** START Material provided **

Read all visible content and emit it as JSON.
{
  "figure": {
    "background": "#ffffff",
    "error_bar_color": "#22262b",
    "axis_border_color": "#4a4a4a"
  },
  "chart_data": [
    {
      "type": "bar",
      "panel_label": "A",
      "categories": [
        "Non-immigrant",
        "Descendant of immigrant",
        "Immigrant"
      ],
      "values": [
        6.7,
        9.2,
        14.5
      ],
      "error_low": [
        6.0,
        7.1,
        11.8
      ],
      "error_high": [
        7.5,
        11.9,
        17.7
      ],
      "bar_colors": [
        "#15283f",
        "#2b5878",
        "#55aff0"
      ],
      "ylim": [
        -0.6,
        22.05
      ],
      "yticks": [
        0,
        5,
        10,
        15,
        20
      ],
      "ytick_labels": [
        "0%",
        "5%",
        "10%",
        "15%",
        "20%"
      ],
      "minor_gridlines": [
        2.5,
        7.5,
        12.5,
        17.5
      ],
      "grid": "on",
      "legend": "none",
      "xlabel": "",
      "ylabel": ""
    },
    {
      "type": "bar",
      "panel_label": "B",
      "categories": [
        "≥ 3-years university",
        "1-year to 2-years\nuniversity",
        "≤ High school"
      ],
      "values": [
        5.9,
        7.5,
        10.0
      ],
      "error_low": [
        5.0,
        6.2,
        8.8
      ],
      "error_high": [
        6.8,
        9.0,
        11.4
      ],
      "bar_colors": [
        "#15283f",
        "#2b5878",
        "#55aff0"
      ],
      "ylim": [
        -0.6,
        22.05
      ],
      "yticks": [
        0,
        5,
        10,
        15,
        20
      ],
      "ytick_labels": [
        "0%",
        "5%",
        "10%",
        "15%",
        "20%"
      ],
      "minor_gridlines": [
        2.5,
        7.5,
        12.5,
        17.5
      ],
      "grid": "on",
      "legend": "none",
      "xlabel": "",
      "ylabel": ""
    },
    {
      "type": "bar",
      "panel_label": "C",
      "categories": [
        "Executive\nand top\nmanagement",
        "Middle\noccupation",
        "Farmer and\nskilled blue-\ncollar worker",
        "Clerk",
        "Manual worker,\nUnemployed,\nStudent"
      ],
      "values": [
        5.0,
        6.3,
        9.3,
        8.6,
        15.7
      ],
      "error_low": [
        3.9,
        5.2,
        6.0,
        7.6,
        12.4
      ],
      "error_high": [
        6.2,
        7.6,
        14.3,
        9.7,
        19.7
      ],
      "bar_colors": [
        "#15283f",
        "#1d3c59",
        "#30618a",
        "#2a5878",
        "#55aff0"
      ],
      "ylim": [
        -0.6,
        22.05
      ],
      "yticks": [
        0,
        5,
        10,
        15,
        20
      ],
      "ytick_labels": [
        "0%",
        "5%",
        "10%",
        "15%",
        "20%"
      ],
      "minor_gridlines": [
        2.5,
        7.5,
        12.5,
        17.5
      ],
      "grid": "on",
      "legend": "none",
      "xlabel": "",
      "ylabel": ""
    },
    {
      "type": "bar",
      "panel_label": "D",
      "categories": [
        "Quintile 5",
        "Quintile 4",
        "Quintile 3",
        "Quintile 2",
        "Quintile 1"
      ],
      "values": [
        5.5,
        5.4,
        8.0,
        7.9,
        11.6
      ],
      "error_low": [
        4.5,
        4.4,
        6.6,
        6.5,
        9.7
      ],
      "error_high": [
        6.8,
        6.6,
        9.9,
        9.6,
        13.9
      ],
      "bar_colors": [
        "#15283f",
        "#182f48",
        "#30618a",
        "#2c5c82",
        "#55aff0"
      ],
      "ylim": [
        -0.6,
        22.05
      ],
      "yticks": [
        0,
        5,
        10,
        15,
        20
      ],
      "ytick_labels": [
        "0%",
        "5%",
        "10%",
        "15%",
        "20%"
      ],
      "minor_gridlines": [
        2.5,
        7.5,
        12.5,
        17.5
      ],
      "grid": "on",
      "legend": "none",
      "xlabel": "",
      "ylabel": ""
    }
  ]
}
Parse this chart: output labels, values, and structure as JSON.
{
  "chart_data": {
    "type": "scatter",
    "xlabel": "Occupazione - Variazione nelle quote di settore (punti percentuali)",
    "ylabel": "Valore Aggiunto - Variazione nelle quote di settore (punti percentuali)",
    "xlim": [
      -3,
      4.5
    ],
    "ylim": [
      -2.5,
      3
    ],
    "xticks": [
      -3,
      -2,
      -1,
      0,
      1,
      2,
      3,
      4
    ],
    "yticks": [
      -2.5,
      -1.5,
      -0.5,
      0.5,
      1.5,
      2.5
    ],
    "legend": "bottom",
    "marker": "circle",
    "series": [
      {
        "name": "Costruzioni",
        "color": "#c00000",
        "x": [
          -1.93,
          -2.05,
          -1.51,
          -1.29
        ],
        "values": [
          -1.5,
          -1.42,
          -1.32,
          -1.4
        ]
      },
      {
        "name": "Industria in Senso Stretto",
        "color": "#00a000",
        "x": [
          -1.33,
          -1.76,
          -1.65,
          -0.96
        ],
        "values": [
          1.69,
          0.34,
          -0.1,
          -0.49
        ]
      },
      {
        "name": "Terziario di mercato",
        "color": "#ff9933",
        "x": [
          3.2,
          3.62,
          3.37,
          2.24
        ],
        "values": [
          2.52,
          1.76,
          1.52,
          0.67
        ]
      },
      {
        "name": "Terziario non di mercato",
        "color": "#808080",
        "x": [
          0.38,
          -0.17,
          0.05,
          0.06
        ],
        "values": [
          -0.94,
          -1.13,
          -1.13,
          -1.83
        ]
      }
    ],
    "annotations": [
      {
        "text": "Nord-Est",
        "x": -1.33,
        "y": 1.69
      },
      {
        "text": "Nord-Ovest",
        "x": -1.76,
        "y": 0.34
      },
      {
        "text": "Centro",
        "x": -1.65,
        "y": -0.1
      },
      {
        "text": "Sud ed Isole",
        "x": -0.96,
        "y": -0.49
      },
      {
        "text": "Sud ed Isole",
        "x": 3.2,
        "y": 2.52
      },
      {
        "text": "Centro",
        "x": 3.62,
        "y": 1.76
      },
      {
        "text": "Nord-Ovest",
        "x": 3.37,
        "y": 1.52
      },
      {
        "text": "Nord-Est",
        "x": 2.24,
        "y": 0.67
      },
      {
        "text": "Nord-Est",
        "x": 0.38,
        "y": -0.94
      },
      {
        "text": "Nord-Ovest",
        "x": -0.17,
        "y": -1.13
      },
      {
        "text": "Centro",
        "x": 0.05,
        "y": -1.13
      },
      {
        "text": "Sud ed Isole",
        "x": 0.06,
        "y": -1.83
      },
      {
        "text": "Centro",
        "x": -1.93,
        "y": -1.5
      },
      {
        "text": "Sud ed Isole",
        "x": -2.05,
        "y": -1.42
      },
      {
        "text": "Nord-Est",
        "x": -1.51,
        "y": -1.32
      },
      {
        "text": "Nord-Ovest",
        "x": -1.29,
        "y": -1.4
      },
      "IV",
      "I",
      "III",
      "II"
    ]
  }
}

** END Material provided **

**Given instruction:** Copy the material above back out, exactly as written.

**Answer below:**
Read all visible content and emit it as JSON.
{
  "figure": {
    "background": "#ffffff",
    "error_bar_color": "#22262b",
    "axis_border_color": "#4a4a4a"
  },
  "chart_data": [
    {
      "type": "bar",
      "panel_label": "A",
      "categories": [
        "Non-immigrant",
        "Descendant of immigrant",
        "Immigrant"
      ],
      "values": [
        6.7,
        9.2,
        14.5
      ],
      "error_low": [
        6.0,
        7.1,
        11.8
      ],
      "error_high": [
        7.5,
        11.9,
        17.7
      ],
      "bar_colors": [
        "#15283f",
        "#2b5878",
        "#55aff0"
      ],
      "ylim": [
        -0.6,
        22.05
      ],
      "yticks": [
        0,
        5,
        10,
        15,
        20
      ],
      "ytick_labels": [
        "0%",
        "5%",
        "10%",
        "15%",
        "20%"
      ],
      "minor_gridlines": [
        2.5,
        7.5,
        12.5,
        17.5
      ],
      "grid": "on",
      "legend": "none",
      "xlabel": "",
      "ylabel": ""
    },
    {
      "type": "bar",
      "panel_label": "B",
      "categories": [
        "≥ 3-years university",
        "1-year to 2-years\nuniversity",
        "≤ High school"
      ],
      "values": [
        5.9,
        7.5,
        10.0
      ],
      "error_low": [
        5.0,
        6.2,
        8.8
      ],
      "error_high": [
        6.8,
        9.0,
        11.4
      ],
      "bar_colors": [
        "#15283f",
        "#2b5878",
        "#55aff0"
      ],
      "ylim": [
        -0.6,
        22.05
      ],
      "yticks": [
        0,
        5,
        10,
        15,
        20
      ],
      "ytick_labels": [
        "0%",
        "5%",
        "10%",
        "15%",
        "20%"
      ],
      "minor_gridlines": [
        2.5,
        7.5,
        12.5,
        17.5
      ],
      "grid": "on",
      "legend": "none",
      "xlabel": "",
      "ylabel": ""
    },
    {
      "type": "bar",
      "panel_label": "C",
      "categories": [
        "Executive\nand top\nmanagement",
        "Middle\noccupation",
        "Farmer and\nskilled blue-\ncollar worker",
        "Clerk",
        "Manual worker,\nUnemployed,\nStudent"
      ],
      "values": [
        5.0,
        6.3,
        9.3,
        8.6,
        15.7
      ],
      "error_low": [
        3.9,
        5.2,
        6.0,
        7.6,
        12.4
      ],
      "error_high": [
        6.2,
        7.6,
        14.3,
        9.7,
        19.7
      ],
      "bar_colors": [
        "#15283f",
        "#1d3c59",
        "#30618a",
        "#2a5878",
        "#55aff0"
      ],
      "ylim": [
        -0.6,
        22.05
      ],
      "yticks": [
        0,
        5,
        10,
        15,
        20
      ],
      "ytick_labels": [
        "0%",
        "5%",
        "10%",
        "15%",
        "20%"
      ],
      "minor_gridlines": [
        2.5,
        7.5,
        12.5,
        17.5
      ],
      "grid": "on",
      "legend": "none",
      "xlabel": "",
      "ylabel": ""
    },
    {
      "type": "bar",
      "panel_label": "D",
      "categories": [
        "Quintile 5",
        "Quintile 4",
        "Quintile 3",
        "Quintile 2",
        "Quintile 1"
      ],
      "values": [
        5.5,
        5.4,
        8.0,
        7.9,
        11.6
      ],
      "error_low": [
        4.5,
        4.4,
        6.6,
        6.5,
        9.7
      ],
      "error_high": [
        6.8,
        6.6,
        9.9,
        9.6,
        13.9
      ],
      "bar_colors": [
        "#15283f",
        "#182f48",
        "#30618a",
        "#2c5c82",
        "#55aff0"
      ],
      "ylim": [
        -0.6,
        22.05
      ],
      "yticks": [
        0,
        5,
        10,
        15,
        20
      ],
      "ytick_labels": [
        "0%",
        "5%",
        "10%",
        "15%",
        "20%"
      ],
      "minor_gridlines": [
        2.5,
        7.5,
        12.5,
        17.5
      ],
      "grid": "on",
      "legend": "none",
      "xlabel": "",
      "ylabel": ""
    }
  ]
}
Parse this chart: output labels, values, and structure as JSON.
{
  "chart_data": {
    "type": "scatter",
    "xlabel": "Occupazione - Variazione nelle quote di settore (punti percentuali)",
    "ylabel": "Valore Aggiunto - Variazione nelle quote di settore (punti percentuali)",
    "xlim": [
      -3,
      4.5
    ],
    "ylim": [
      -2.5,
      3
    ],
    "xticks": [
      -3,
      -2,
      -1,
      0,
      1,
      2,
      3,
      4
    ],
    "yticks": [
      -2.5,
      -1.5,
      -0.5,
      0.5,
      1.5,
      2.5
    ],
    "legend": "bottom",
    "marker": "circle",
    "series": [
      {
        "name": "Costruzioni",
        "color": "#c00000",
        "x": [
          -1.93,
          -2.05,
          -1.51,
          -1.29
        ],
        "values": [
          -1.5,
          -1.42,
          -1.32,
          -1.4
        ]
      },
      {
        "name": "Industria in Senso Stretto",
        "color": "#00a000",
        "x": [
          -1.33,
          -1.76,
          -1.65,
          -0.96
        ],
        "values": [
          1.69,
          0.34,
          -0.1,
          -0.49
        ]
      },
      {
        "name": "Terziario di mercato",
        "color": "#ff9933",
        "x": [
          3.2,
          3.62,
          3.37,
          2.24
        ],
        "values": [
          2.52,
          1.76,
          1.52,
          0.67
        ]
      },
      {
        "name": "Terziario non di mercato",
        "color": "#808080",
        "x": [
          0.38,
          -0.17,
          0.05,
          0.06
        ],
        "values": [
          -0.94,
          -1.13,
          -1.13,
          -1.83
        ]
      }
    ],
    "annotations": [
      {
        "text": "Nord-Est",
        "x": -1.33,
        "y": 1.69
      },
      {
        "text": "Nord-Ovest",
        "x": -1.76,
        "y": 0.34
      },
      {
        "text": "Centro",
        "x": -1.65,
        "y": -0.1
      },
      {
        "text": "Sud ed Isole",
        "x": -0.96,
        "y": -0.49
      },
      {
        "text": "Sud ed Isole",
        "x": 3.2,
        "y": 2.52
      },
      {
        "text": "Centro",
        "x": 3.62,
        "y": 1.76
      },
      {
        "text": "Nord-Ovest",
        "x": 3.37,
        "y": 1.52
      },
      {
        "text": "Nord-Est",
        "x": 2.24,
        "y": 0.67
      },
      {
        "text": "Nord-Est",
        "x": 0.38,
        "y": -0.94
      },
      {
        "text": "Nord-Ovest",
        "x": -0.17,
        "y": -1.13
      },
      {
        "text": "Centro",
        "x": 0.05,
        "y": -1.13
      },
      {
        "text": "Sud ed Isole",
        "x": 0.06,
        "y": -1.83
      },
      {
        "text": "Centro",
        "x": -1.93,
        "y": -1.5
      },
      {
        "text": "Sud ed Isole",
        "x": -2.05,
        "y": -1.42
      },
      {
        "text": "Nord-Est",
        "x": -1.51,
        "y": -1.32
      },
      {
        "text": "Nord-Ovest",
        "x": -1.29,
        "y": -1.4
      },
      "IV",
      "I",
      "III",
      "II"
    ]
  }
}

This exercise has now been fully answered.